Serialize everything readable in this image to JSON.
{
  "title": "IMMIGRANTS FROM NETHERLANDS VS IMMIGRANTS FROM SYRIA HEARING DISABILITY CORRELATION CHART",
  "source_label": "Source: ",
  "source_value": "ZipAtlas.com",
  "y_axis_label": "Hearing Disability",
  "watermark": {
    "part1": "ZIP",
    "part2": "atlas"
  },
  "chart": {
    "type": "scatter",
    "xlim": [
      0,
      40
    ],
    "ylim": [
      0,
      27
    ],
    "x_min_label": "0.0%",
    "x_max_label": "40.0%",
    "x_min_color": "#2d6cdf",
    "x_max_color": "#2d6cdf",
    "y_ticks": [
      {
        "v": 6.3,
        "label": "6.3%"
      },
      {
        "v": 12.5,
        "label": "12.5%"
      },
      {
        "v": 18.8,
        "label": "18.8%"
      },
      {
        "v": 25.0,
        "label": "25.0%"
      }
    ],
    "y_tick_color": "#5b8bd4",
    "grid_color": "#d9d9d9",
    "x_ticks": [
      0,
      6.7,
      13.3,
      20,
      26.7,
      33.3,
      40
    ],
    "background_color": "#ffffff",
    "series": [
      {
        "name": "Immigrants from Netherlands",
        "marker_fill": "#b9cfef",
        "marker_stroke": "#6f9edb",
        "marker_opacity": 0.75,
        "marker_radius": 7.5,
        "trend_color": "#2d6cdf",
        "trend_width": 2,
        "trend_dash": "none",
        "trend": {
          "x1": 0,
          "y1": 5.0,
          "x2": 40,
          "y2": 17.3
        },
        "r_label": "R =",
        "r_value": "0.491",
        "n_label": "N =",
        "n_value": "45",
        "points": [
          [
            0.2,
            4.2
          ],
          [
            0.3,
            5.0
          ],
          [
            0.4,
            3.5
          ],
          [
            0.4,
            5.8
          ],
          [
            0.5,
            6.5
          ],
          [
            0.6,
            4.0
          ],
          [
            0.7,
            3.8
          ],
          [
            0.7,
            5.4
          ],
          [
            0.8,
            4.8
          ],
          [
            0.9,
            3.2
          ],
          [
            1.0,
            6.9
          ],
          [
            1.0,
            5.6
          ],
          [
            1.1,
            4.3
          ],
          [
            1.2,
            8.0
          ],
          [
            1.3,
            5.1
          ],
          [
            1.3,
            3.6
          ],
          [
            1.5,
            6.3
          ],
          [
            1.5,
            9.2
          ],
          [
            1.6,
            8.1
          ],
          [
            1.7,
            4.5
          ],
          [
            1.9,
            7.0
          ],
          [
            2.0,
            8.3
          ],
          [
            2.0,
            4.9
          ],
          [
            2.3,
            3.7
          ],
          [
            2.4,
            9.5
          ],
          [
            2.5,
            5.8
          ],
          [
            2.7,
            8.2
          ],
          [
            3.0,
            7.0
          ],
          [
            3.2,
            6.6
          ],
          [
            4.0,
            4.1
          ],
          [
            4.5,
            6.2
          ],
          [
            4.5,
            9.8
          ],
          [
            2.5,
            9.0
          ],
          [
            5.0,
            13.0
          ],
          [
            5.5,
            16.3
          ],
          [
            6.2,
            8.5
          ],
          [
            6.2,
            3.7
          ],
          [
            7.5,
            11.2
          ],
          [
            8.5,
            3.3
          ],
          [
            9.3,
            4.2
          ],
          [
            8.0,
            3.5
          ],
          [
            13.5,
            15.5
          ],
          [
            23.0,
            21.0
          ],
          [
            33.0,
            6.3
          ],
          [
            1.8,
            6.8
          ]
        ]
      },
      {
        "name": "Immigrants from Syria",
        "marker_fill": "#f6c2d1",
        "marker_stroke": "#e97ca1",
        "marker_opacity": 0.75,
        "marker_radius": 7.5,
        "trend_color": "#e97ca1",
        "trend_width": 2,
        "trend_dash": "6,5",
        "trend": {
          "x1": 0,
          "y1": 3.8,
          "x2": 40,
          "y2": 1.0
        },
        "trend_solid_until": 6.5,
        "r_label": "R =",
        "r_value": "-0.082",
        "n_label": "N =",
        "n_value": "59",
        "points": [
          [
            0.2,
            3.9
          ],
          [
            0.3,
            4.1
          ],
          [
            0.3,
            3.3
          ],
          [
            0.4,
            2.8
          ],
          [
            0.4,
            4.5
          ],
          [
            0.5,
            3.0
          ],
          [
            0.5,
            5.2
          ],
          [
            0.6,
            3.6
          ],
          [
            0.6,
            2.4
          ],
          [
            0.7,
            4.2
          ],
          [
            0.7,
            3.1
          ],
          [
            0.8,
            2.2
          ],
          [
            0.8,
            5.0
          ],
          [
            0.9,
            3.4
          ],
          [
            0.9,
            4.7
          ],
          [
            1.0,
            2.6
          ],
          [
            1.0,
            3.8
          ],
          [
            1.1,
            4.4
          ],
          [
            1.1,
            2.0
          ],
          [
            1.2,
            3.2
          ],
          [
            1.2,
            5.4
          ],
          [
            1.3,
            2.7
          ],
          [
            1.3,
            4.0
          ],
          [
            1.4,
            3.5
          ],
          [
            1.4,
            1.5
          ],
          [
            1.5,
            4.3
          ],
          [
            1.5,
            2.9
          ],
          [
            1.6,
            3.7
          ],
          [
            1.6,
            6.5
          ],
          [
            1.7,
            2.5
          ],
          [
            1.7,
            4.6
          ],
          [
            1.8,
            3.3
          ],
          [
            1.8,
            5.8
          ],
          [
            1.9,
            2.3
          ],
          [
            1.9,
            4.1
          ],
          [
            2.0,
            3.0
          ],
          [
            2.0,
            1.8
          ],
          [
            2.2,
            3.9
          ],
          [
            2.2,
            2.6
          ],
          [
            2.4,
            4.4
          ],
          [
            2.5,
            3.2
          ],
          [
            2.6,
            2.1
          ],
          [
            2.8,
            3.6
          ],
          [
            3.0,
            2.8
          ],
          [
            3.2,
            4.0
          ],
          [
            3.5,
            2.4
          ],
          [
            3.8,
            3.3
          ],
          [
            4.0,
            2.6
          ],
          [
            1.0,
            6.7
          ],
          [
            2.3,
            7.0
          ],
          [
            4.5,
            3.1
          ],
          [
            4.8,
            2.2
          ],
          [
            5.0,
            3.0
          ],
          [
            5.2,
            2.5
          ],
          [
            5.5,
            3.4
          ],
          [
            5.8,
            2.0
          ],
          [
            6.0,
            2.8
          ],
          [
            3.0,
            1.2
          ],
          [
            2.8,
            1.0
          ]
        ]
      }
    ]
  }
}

## Goal:
Repeat the listing in full, keeping every line exactly as it is.

## Exercise response:
Serialize everything readable in this image to JSON.
{
  "title": "IMMIGRANTS FROM NETHERLANDS VS IMMIGRANTS FROM SYRIA HEARING DISABILITY CORRELATION CHART",
  "source_label": "Source: ",
  "source_value": "ZipAtlas.com",
  "y_axis_label": "Hearing Disability",
  "watermark": {
    "part1": "ZIP",
    "part2": "atlas"
  },
  "chart": {
    "type": "scatter",
    "xlim": [
      0,
      40
    ],
    "ylim": [
      0,
      27
    ],
    "x_min_label": "0.0%",
    "x_max_label": "40.0%",
    "x_min_color": "#2d6cdf",
    "x_max_color": "#2d6cdf",
    "y_ticks": [
      {
        "v": 6.3,
        "label": "6.3%"
      },
      {
        "v": 12.5,
        "label": "12.5%"
      },
      {
        "v": 18.8,
        "label": "18.8%"
      },
      {
        "v": 25.0,
        "label": "25.0%"
      }
    ],
    "y_tick_color": "#5b8bd4",
    "grid_color": "#d9d9d9",
    "x_ticks": [
      0,
      6.7,
      13.3,
      20,
      26.7,
      33.3,
      40
    ],
    "background_color": "#ffffff",
    "series": [
      {
        "name": "Immigrants from Netherlands",
        "marker_fill": "#b9cfef",
        "marker_stroke": "#6f9edb",
        "marker_opacity": 0.75,
        "marker_radius": 7.5,
        "trend_color": "#2d6cdf",
        "trend_width": 2,
        "trend_dash": "none",
        "trend": {
          "x1": 0,
          "y1": 5.0,
          "x2": 40,
          "y2": 17.3
        },
        "r_label": "R =",
        "r_value": "0.491",
        "n_label": "N =",
        "n_value": "45",
        "points": [
          [
            0.2,
            4.2
          ],
          [
            0.3,
            5.0
          ],
          [
            0.4,
            3.5
          ],
          [
            0.4,
            5.8
          ],
          [
            0.5,
            6.5
          ],
          [
            0.6,
            4.0
          ],
          [
            0.7,
            3.8
          ],
          [
            0.7,
            5.4
          ],
          [
            0.8,
            4.8
          ],
          [
            0.9,
            3.2
          ],
          [
            1.0,
            6.9
          ],
          [
            1.0,
            5.6
          ],
          [
            1.1,
            4.3
          ],
          [
            1.2,
            8.0
          ],
          [
            1.3,
            5.1
          ],
          [
            1.3,
            3.6
          ],
          [
            1.5,
            6.3
          ],
          [
            1.5,
            9.2
          ],
          [
            1.6,
            8.1
          ],
          [
            1.7,
            4.5
          ],
          [
            1.9,
            7.0
          ],
          [
            2.0,
            8.3
          ],
          [
            2.0,
            4.9
          ],
          [
            2.3,
            3.7
          ],
          [
            2.4,
            9.5
          ],
          [
            2.5,
            5.8
          ],
          [
            2.7,
            8.2
          ],
          [
            3.0,
            7.0
          ],
          [
            3.2,
            6.6
          ],
          [
            4.0,
            4.1
          ],
          [
            4.5,
            6.2
          ],
          [
            4.5,
            9.8
          ],
          [
            2.5,
            9.0
          ],
          [
            5.0,
            13.0
          ],
          [
            5.5,
            16.3
          ],
          [
            6.2,
            8.5
          ],
          [
            6.2,
            3.7
          ],
          [
            7.5,
            11.2
          ],
          [
            8.5,
            3.3
          ],
          [
            9.3,
            4.2
          ],
          [
            8.0,
            3.5
          ],
          [
            13.5,
            15.5
          ],
          [
            23.0,
            21.0
          ],
          [
            33.0,
            6.3
          ],
          [
            1.8,
            6.8
          ]
        ]
      },
      {
        "name": "Immigrants from Syria",
        "marker_fill": "#f6c2d1",
        "marker_stroke": "#e97ca1",
        "marker_opacity": 0.75,
        "marker_radius": 7.5,
        "trend_color": "#e97ca1",
        "trend_width": 2,
        "trend_dash": "6,5",
        "trend": {
          "x1": 0,
          "y1": 3.8,
          "x2": 40,
          "y2": 1.0
        },
        "trend_solid_until": 6.5,
        "r_label": "R =",
        "r_value": "-0.082",
        "n_label": "N =",
        "n_value": "59",
        "points": [
          [
            0.2,
            3.9
          ],
          [
            0.3,
            4.1
          ],
          [
            0.3,
            3.3
          ],
          [
            0.4,
            2.8
          ],
          [
            0.4,
            4.5
          ],
          [
            0.5,
            3.0
          ],
          [
            0.5,
            5.2
          ],
          [
            0.6,
            3.6
          ],
          [
            0.6,
            2.4
          ],
          [
            0.7,
            4.2
          ],
          [
            0.7,
            3.1
          ],
          [
            0.8,
            2.2
          ],
          [
            0.8,
            5.0
          ],
          [
            0.9,
            3.4
          ],
          [
            0.9,
            4.7
          ],
          [
            1.0,
            2.6
          ],
          [
            1.0,
            3.8
          ],
          [
            1.1,
            4.4
          ],
          [
            1.1,
            2.0
          ],
          [
            1.2,
            3.2
          ],
          [
            1.2,
            5.4
          ],
          [
            1.3,
            2.7
          ],
          [
            1.3,
            4.0
          ],
          [
            1.4,
            3.5
          ],
          [
            1.4,
            1.5
          ],
          [
            1.5,
            4.3
          ],
          [
            1.5,
            2.9
          ],
          [
            1.6,
            3.7
          ],
          [
            1.6,
            6.5
          ],
          [
            1.7,
            2.5
          ],
          [
            1.7,
            4.6
          ],
          [
            1.8,
            3.3
          ],
          [
            1.8,
            5.8
          ],
          [
            1.9,
            2.3
          ],
          [
            1.9,
            4.1
          ],
          [
            2.0,
            3.0
          ],
          [
            2.0,
            1.8
          ],
          [
            2.2,
            3.9
          ],
          [
            2.2,
            2.6
          ],
          [
            2.4,
            4.4
          ],
          [
            2.5,
            3.2
          ],
          [
            2.6,
            2.1
          ],
          [
            2.8,
            3.6
          ],
          [
            3.0,
            2.8
          ],
          [
            3.2,
            4.0
          ],
          [
            3.5,
            2.4
          ],
          [
            3.8,
            3.3
          ],
          [
            4.0,
            2.6
          ],
          [
            1.0,
            6.7
          ],
          [
            2.3,
            7.0
          ],
          [
            4.5,
            3.1
          ],
          [
            4.8,
            2.2
          ],
          [
            5.0,
            3.0
          ],
          [
            5.2,
            2.5
          ],
          [
            5.5,
            3.4
          ],
          [
            5.8,
            2.0
          ],
          [
            6.0,
            2.8
          ],
          [
            3.0,
            1.2
          ],
          [
            2.8,
            1.0
          ]
        ]
      }
    ]
  }
}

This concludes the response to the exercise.